The records underneath are to be repeated exactly, with the pictures left out.

DATA TO USE |
========
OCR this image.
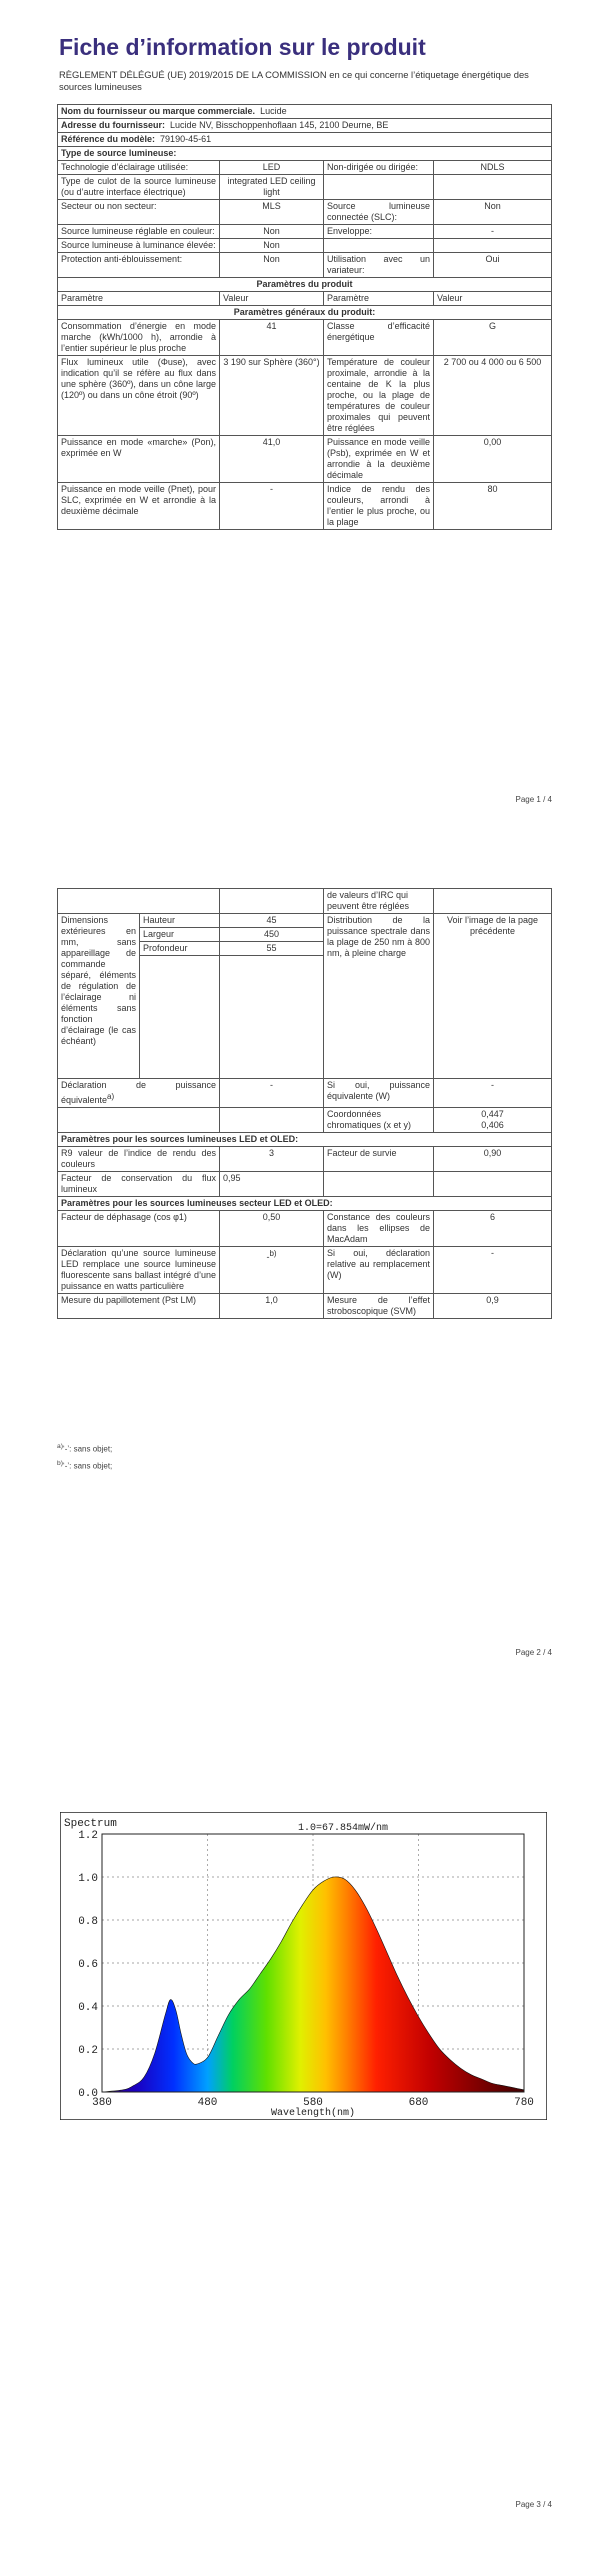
Fiche d’information sur le produit
RÈGLEMENT DÉLÉGUÉ (UE) 2019/2015 DE LA COMMISSION en ce qui concerne l’étiquetage énergétique des sources lumineuses
Nom du fournisseur ou marque commerciale. Lucide			
Adresse du fournisseur: Lucide NV, Bisschoppenhoflaan 145, 2100 Deurne, BE			
Référence du modèle: 79190-45-61			
Type de source lumineuse:			
Technologie d’éclairage utilisée:	LED	Non-dirigée ou dirigée:	NDLS
Type de culot de la source lumineuse (ou d’autre interface électrique)	integrated LED ceiling light		
Secteur ou non secteur:	MLS	Source lumineuse connectée (SLC):	Non
Source lumineuse réglable en couleur:	Non	Enveloppe:	-
Source lumineuse à luminance élevée:	Non		
Protection anti-éblouissement:	Non	Utilisation avec un variateur:	Oui
Paramètres du produit			
Paramètre	Valeur	Paramètre	Valeur
Paramètres généraux du produit:			
Consommation d’énergie en mode marche (kWh/1000 h), arrondie à l’entier supérieur le plus proche	41	Classe d’efficacité énergétique	G
Flux lumineux utile (Φuse), avec indication qu’il se réfère au flux dans une sphère (360º), dans un cône large (120º) ou dans un cône étroit (90º)	3 190 sur Sphère (360°)	Température de couleur proximale, arrondie à la centaine de K la plus proche, ou la plage de températures de couleur proximales qui peuvent être réglées	2 700 ou 4 000 ou 6 500
Puissance en mode «marche» (Pon), exprimée en W	41,0	Puissance en mode veille (Psb), exprimée en W et arrondie à la deuxième décimale	0,00
Puissance en mode veille (Pnet), pour SLC, exprimée en W et arrondie à la deuxième décimale	-	Indice de rendu des couleurs, arrondi à l’entier le plus proche, ou la plage	80
Page 1 / 4
			de valeurs d’IRC qui peuvent être réglées	
Dimensions extérieures en mm, sans appareillage de commande séparé, éléments de régulation de l’éclairage ni éléments sans fonction d’éclairage (le cas échéant)	Hauteur	45	Distribution de la puissance spectrale dans la plage de 250 nm à 800 nm, à pleine charge	Voir l’image de la page précédente
	Largeur	450		
	Profondeur	55		

Déclaration de puissance équivalente$^{a)}$		-	Si oui, puissance équivalente (W)	-
			Coordonnées chromatiques (x et y)	0,447
0,406

Paramètres pour les sources lumineuses LED et OLED:				
R9 valeur de l’indice de rendu des couleurs		3	Facteur de survie	0,90
Facteur de conservation du flux lumineux		0,95		
Paramètres pour les sources lumineuses secteur LED et OLED:				
Facteur de déphasage (cos φ1)		0,50	Constance des couleurs dans les ellipses de MacAdam	6
Déclaration qu’une source lumineuse LED remplace une source lumineuse fluorescente sans ballast intégré d’une puissance en watts particulière		-$^{b)}$	Si oui, déclaration relative au remplacement (W)	-
Mesure du papillotement (Pst LM)		1,0	Mesure de l’effet stroboscopique (SVM)	0,9
$^{a)}$‘-’: sans objet;
$^{b)}$‘-’: sans objet;
Page 2 / 4
Page 3 / 4
0.0
0.2
0.4
0.6
0.8
1.0
1.2
380	480	580	680	780
Spectrum	1.0=67.854mW/nm
Wavelength(nm)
========
ANSWER TO THIS EXERCISE |
OCR this image.
Fiche d’information sur le produit
RÈGLEMENT DÉLÉGUÉ (UE) 2019/2015 DE LA COMMISSION en ce qui concerne l’étiquetage énergétique des sources lumineuses
Nom du fournisseur ou marque commerciale. Lucide			
Adresse du fournisseur: Lucide NV, Bisschoppenhoflaan 145, 2100 Deurne, BE			
Référence du modèle: 79190-45-61			
Type de source lumineuse:			
Technologie d’éclairage utilisée:	LED	Non-dirigée ou dirigée:	NDLS
Type de culot de la source lumineuse (ou d’autre interface électrique)	integrated LED ceiling light		
Secteur ou non secteur:	MLS	Source lumineuse connectée (SLC):	Non
Source lumineuse réglable en couleur:	Non	Enveloppe:	-
Source lumineuse à luminance élevée:	Non		
Protection anti-éblouissement:	Non	Utilisation avec un variateur:	Oui
Paramètres du produit			
Paramètre	Valeur	Paramètre	Valeur
Paramètres généraux du produit:			
Consommation d’énergie en mode marche (kWh/1000 h), arrondie à l’entier supérieur le plus proche	41	Classe d’efficacité énergétique	G
Flux lumineux utile (Φuse), avec indication qu’il se réfère au flux dans une sphère (360º), dans un cône large (120º) ou dans un cône étroit (90º)	3 190 sur Sphère (360°)	Température de couleur proximale, arrondie à la centaine de K la plus proche, ou la plage de températures de couleur proximales qui peuvent être réglées	2 700 ou 4 000 ou 6 500
Puissance en mode «marche» (Pon), exprimée en W	41,0	Puissance en mode veille (Psb), exprimée en W et arrondie à la deuxième décimale	0,00
Puissance en mode veille (Pnet), pour SLC, exprimée en W et arrondie à la deuxième décimale	-	Indice de rendu des couleurs, arrondi à l’entier le plus proche, ou la plage	80
Page 1 / 4
			de valeurs d’IRC qui peuvent être réglées	
Dimensions extérieures en mm, sans appareillage de commande séparé, éléments de régulation de l’éclairage ni éléments sans fonction d’éclairage (le cas échéant)	Hauteur	45	Distribution de la puissance spectrale dans la plage de 250 nm à 800 nm, à pleine charge	Voir l’image de la page précédente
	Largeur	450		
	Profondeur	55		

Déclaration de puissance équivalente$^{a)}$		-	Si oui, puissance équivalente (W)	-
			Coordonnées chromatiques (x et y)	0,447
0,406

Paramètres pour les sources lumineuses LED et OLED:				
R9 valeur de l’indice de rendu des couleurs		3	Facteur de survie	0,90
Facteur de conservation du flux lumineux		0,95		
Paramètres pour les sources lumineuses secteur LED et OLED:				
Facteur de déphasage (cos φ1)		0,50	Constance des couleurs dans les ellipses de MacAdam	6
Déclaration qu’une source lumineuse LED remplace une source lumineuse fluorescente sans ballast intégré d’une puissance en watts particulière		-$^{b)}$	Si oui, déclaration relative au remplacement (W)	-
Mesure du papillotement (Pst LM)		1,0	Mesure de l’effet stroboscopique (SVM)	0,9
$^{a)}$‘-’: sans objet;
$^{b)}$‘-’: sans objet;
Page 2 / 4
Page 3 / 4
0.0
0.2
0.4
0.6
0.8
1.0
1.2
380	480	580	680	780
Spectrum	1.0=67.854mW/nm
Wavelength(nm)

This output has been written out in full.